What you are asked to do - The answer must consist of the records below, repeated exactly.

[Dataset Boundary: Start]

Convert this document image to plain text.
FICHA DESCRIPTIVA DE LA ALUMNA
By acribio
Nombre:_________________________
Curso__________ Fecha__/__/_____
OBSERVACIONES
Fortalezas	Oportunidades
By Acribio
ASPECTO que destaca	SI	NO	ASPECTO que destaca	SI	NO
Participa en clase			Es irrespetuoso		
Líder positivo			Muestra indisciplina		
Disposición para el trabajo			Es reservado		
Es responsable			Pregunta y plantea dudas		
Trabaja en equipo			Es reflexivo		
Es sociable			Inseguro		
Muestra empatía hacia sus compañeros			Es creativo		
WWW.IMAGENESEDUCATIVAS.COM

[Dataset Boundary: End]

Solution to this problem -
Convert this document image to plain text.
FICHA DESCRIPTIVA DE LA ALUMNA
By acribio
Nombre:_________________________
Curso__________ Fecha__/__/_____
OBSERVACIONES
Fortalezas	Oportunidades
By Acribio
ASPECTO que destaca	SI	NO	ASPECTO que destaca	SI	NO
Participa en clase			Es irrespetuoso		
Líder positivo			Muestra indisciplina		
Disposición para el trabajo			Es reservado		
Es responsable			Pregunta y plantea dudas		
Trabaja en equipo			Es reflexivo		
Es sociable			Inseguro		
Muestra empatía hacia sus compañeros			Es creativo		
WWW.IMAGENESEDUCATIVAS.COM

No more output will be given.